(Saved entries)
==================================================

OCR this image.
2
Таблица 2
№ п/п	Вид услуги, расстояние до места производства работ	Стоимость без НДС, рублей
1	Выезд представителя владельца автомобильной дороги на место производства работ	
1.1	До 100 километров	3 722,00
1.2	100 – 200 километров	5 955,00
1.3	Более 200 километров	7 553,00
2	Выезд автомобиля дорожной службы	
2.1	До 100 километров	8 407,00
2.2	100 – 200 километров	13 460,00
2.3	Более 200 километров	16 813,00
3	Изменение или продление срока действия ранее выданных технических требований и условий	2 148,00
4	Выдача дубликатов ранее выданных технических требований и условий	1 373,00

==================================================

Pick out the lines that have the word "ранее". Copy them all.

3	Изменение или продление срока действия ранее выданных технических требований и условий	2 148,00
4	Выдача дубликатов ранее выданных технических требований и условий	1 373,00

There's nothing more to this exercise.